━━ EXTRACTED INFORMATION

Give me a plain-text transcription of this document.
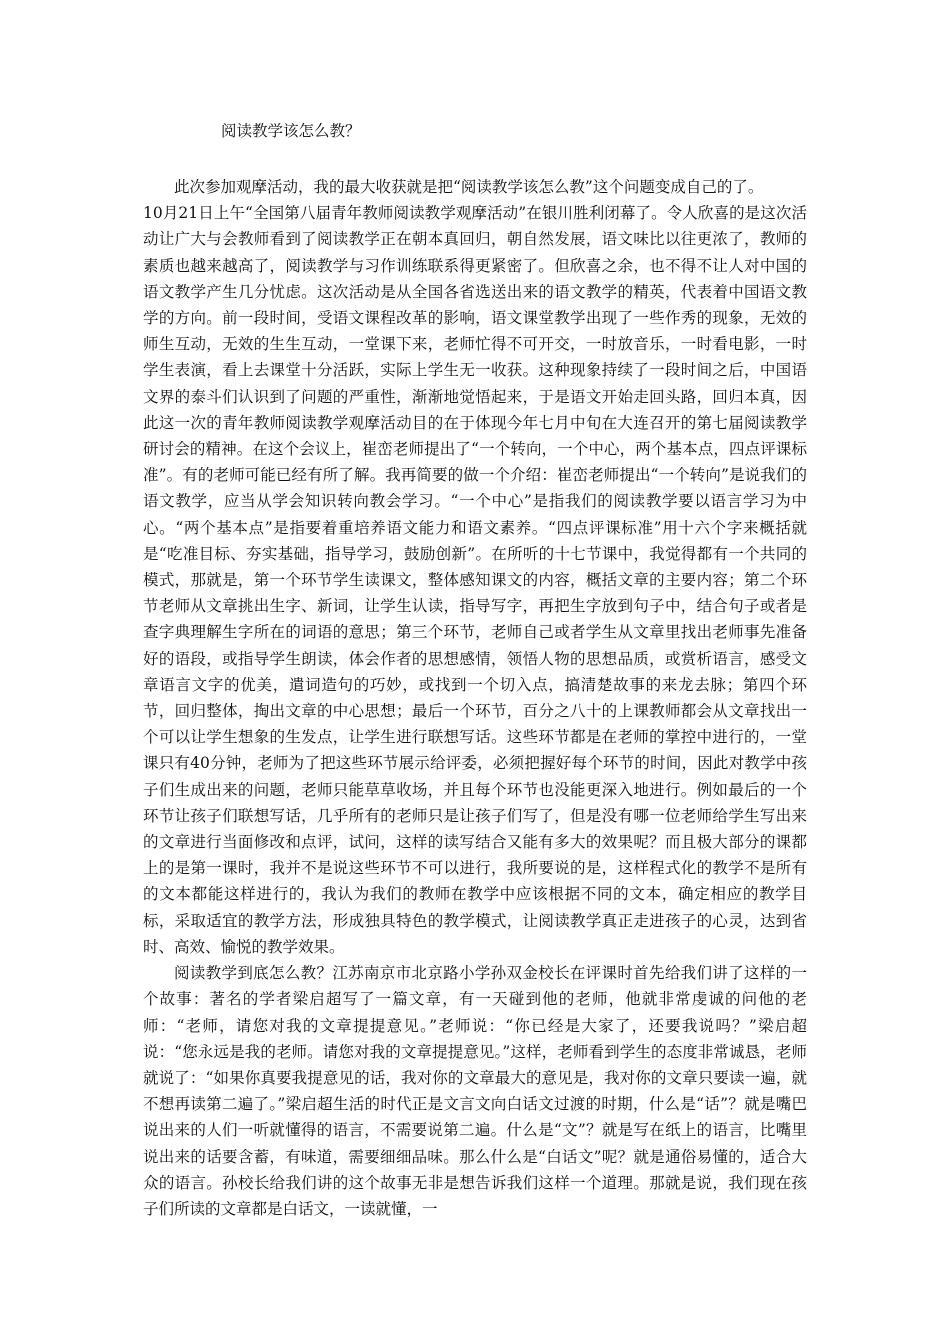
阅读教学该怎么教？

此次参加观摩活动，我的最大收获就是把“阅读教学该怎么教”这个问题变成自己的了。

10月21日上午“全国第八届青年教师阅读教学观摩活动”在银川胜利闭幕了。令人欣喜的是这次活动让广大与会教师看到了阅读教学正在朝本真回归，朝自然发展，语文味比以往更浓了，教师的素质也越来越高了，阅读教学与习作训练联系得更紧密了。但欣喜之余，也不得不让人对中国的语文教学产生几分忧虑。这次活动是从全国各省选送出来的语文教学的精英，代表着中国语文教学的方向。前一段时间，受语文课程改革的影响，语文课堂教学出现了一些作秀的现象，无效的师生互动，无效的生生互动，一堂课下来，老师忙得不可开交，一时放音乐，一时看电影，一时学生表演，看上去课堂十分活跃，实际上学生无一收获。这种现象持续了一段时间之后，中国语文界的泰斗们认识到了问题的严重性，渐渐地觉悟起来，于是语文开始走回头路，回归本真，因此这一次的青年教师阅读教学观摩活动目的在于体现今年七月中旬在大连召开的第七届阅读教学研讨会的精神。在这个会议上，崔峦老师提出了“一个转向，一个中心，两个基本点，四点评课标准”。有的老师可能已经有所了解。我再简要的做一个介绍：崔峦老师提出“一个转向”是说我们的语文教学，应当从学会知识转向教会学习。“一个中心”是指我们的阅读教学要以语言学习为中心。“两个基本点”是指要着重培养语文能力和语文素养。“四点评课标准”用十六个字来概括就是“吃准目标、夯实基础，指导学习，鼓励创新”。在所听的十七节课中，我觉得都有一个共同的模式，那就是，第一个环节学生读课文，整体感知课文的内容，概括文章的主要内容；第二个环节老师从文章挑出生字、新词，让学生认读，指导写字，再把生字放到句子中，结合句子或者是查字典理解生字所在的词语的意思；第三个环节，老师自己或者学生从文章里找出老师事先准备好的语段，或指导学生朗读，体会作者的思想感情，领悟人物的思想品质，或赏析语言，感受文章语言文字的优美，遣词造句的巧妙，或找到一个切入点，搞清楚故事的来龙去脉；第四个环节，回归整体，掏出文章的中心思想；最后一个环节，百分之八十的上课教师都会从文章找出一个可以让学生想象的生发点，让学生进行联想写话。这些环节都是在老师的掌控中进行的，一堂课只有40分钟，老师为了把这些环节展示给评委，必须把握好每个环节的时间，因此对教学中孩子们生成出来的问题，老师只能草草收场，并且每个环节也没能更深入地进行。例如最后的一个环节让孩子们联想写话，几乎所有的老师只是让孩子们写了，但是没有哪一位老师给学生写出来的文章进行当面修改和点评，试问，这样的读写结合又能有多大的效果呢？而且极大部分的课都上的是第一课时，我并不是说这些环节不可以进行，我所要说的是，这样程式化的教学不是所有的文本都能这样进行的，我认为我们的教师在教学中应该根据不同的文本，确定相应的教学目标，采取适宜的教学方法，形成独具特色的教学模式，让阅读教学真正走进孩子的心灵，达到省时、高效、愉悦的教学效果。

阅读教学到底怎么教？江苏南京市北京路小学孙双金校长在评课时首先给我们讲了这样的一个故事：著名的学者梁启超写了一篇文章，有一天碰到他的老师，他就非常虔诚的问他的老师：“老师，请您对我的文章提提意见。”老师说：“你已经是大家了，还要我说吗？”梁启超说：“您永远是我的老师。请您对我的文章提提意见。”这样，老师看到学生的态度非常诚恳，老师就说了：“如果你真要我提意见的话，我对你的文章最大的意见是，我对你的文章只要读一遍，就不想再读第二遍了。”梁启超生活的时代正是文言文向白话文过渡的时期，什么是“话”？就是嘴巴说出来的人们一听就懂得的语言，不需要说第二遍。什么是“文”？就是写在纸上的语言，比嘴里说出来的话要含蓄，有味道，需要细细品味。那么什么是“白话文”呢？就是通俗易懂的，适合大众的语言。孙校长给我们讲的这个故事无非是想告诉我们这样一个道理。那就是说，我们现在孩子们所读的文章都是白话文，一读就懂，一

━━━━

> [AIM OF THE TASK]:
Without the pictures, return all the records precisely as they stand.

> [EXPECTED ANSWER]:
Give me a plain-text transcription of this document.
阅读教学该怎么教？

此次参加观摩活动，我的最大收获就是把“阅读教学该怎么教”这个问题变成自己的了。

10月21日上午“全国第八届青年教师阅读教学观摩活动”在银川胜利闭幕了。令人欣喜的是这次活动让广大与会教师看到了阅读教学正在朝本真回归，朝自然发展，语文味比以往更浓了，教师的素质也越来越高了，阅读教学与习作训练联系得更紧密了。但欣喜之余，也不得不让人对中国的语文教学产生几分忧虑。这次活动是从全国各省选送出来的语文教学的精英，代表着中国语文教学的方向。前一段时间，受语文课程改革的影响，语文课堂教学出现了一些作秀的现象，无效的师生互动，无效的生生互动，一堂课下来，老师忙得不可开交，一时放音乐，一时看电影，一时学生表演，看上去课堂十分活跃，实际上学生无一收获。这种现象持续了一段时间之后，中国语文界的泰斗们认识到了问题的严重性，渐渐地觉悟起来，于是语文开始走回头路，回归本真，因此这一次的青年教师阅读教学观摩活动目的在于体现今年七月中旬在大连召开的第七届阅读教学研讨会的精神。在这个会议上，崔峦老师提出了“一个转向，一个中心，两个基本点，四点评课标准”。有的老师可能已经有所了解。我再简要的做一个介绍：崔峦老师提出“一个转向”是说我们的语文教学，应当从学会知识转向教会学习。“一个中心”是指我们的阅读教学要以语言学习为中心。“两个基本点”是指要着重培养语文能力和语文素养。“四点评课标准”用十六个字来概括就是“吃准目标、夯实基础，指导学习，鼓励创新”。在所听的十七节课中，我觉得都有一个共同的模式，那就是，第一个环节学生读课文，整体感知课文的内容，概括文章的主要内容；第二个环节老师从文章挑出生字、新词，让学生认读，指导写字，再把生字放到句子中，结合句子或者是查字典理解生字所在的词语的意思；第三个环节，老师自己或者学生从文章里找出老师事先准备好的语段，或指导学生朗读，体会作者的思想感情，领悟人物的思想品质，或赏析语言，感受文章语言文字的优美，遣词造句的巧妙，或找到一个切入点，搞清楚故事的来龙去脉；第四个环节，回归整体，掏出文章的中心思想；最后一个环节，百分之八十的上课教师都会从文章找出一个可以让学生想象的生发点，让学生进行联想写话。这些环节都是在老师的掌控中进行的，一堂课只有40分钟，老师为了把这些环节展示给评委，必须把握好每个环节的时间，因此对教学中孩子们生成出来的问题，老师只能草草收场，并且每个环节也没能更深入地进行。例如最后的一个环节让孩子们联想写话，几乎所有的老师只是让孩子们写了，但是没有哪一位老师给学生写出来的文章进行当面修改和点评，试问，这样的读写结合又能有多大的效果呢？而且极大部分的课都上的是第一课时，我并不是说这些环节不可以进行，我所要说的是，这样程式化的教学不是所有的文本都能这样进行的，我认为我们的教师在教学中应该根据不同的文本，确定相应的教学目标，采取适宜的教学方法，形成独具特色的教学模式，让阅读教学真正走进孩子的心灵，达到省时、高效、愉悦的教学效果。

阅读教学到底怎么教？江苏南京市北京路小学孙双金校长在评课时首先给我们讲了这样的一个故事：著名的学者梁启超写了一篇文章，有一天碰到他的老师，他就非常虔诚的问他的老师：“老师，请您对我的文章提提意见。”老师说：“你已经是大家了，还要我说吗？”梁启超说：“您永远是我的老师。请您对我的文章提提意见。”这样，老师看到学生的态度非常诚恳，老师就说了：“如果你真要我提意见的话，我对你的文章最大的意见是，我对你的文章只要读一遍，就不想再读第二遍了。”梁启超生活的时代正是文言文向白话文过渡的时期，什么是“话”？就是嘴巴说出来的人们一听就懂得的语言，不需要说第二遍。什么是“文”？就是写在纸上的语言，比嘴里说出来的话要含蓄，有味道，需要细细品味。那么什么是“白话文”呢？就是通俗易懂的，适合大众的语言。孙校长给我们讲的这个故事无非是想告诉我们这样一个道理。那就是说，我们现在孩子们所读的文章都是白话文，一读就懂，一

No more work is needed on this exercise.